What needs to be done — Scan the data. Collect each line that contains the word "Explorer".

-- start --

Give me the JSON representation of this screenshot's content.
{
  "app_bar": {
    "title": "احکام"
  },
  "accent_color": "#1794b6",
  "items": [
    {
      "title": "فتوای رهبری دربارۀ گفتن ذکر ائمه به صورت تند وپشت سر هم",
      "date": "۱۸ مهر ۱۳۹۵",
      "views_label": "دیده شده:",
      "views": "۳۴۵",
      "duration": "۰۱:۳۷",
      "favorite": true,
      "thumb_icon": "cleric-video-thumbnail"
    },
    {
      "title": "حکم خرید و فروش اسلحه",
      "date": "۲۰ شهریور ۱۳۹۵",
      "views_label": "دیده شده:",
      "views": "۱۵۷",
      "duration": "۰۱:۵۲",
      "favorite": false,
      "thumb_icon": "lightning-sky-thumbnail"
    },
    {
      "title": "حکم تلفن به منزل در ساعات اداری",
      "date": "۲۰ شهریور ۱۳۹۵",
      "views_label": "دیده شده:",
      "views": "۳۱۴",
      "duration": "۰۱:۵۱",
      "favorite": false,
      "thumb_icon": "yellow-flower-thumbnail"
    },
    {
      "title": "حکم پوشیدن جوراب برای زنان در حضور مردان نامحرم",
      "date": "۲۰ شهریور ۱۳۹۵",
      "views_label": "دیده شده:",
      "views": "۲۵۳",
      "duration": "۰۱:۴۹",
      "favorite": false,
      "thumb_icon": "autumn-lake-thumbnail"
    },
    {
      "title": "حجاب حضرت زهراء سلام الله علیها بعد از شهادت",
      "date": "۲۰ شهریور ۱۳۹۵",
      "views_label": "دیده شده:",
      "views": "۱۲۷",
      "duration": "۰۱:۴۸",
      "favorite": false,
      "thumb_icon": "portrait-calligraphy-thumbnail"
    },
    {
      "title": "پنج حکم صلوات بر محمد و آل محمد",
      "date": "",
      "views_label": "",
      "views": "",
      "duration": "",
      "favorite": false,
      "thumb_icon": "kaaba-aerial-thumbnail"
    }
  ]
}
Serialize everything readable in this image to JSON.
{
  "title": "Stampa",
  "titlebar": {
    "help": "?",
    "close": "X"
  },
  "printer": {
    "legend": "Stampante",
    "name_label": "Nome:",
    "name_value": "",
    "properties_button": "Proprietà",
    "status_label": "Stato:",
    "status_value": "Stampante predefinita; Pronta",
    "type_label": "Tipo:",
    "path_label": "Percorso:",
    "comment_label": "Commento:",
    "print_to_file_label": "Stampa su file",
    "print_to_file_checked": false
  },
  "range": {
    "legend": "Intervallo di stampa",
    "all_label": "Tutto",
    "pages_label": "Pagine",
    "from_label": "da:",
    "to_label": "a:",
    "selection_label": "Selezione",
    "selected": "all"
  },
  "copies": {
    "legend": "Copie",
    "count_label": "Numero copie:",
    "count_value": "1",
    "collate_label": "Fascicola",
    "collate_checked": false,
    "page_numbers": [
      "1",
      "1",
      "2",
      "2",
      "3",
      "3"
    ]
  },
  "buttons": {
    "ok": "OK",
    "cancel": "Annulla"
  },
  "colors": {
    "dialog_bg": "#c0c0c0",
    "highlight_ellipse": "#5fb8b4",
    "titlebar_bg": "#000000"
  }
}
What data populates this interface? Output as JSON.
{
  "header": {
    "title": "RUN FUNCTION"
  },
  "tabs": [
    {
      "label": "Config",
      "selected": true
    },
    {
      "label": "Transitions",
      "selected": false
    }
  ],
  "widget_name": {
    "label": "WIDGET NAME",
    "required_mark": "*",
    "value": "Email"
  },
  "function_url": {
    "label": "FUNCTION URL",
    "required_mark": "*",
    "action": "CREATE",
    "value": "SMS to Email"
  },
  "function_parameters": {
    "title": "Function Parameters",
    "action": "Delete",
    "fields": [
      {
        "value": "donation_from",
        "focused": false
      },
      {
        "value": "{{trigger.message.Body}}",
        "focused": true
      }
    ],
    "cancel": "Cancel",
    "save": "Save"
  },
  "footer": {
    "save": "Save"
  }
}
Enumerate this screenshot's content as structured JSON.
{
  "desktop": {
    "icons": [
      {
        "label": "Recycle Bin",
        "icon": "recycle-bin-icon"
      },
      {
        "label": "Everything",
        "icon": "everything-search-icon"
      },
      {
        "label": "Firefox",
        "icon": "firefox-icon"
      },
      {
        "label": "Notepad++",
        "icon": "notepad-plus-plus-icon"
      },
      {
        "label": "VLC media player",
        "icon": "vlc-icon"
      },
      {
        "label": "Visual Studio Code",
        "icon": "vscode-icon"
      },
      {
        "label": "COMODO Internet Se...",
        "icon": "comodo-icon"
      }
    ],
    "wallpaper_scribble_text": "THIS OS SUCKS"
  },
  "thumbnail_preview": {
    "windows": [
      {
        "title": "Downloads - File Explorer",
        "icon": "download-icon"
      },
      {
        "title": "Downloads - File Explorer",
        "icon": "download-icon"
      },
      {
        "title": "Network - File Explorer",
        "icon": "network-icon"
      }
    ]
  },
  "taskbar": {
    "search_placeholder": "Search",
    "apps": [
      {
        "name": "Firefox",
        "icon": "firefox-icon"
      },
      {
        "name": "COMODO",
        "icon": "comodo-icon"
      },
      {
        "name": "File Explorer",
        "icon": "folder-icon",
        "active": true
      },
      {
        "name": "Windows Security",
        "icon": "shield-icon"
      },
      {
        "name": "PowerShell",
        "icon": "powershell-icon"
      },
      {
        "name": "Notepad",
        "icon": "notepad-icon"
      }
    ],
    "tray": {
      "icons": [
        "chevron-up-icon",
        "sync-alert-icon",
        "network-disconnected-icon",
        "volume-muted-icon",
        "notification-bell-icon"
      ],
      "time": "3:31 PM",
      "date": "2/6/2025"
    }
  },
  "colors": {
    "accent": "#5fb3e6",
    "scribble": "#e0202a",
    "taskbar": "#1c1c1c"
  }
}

-- end --

Worked answer —
        "title": "Downloads - File Explorer",
        "title": "Downloads - File Explorer",
        "title": "Network - File Explorer",
        "name": "File Explorer",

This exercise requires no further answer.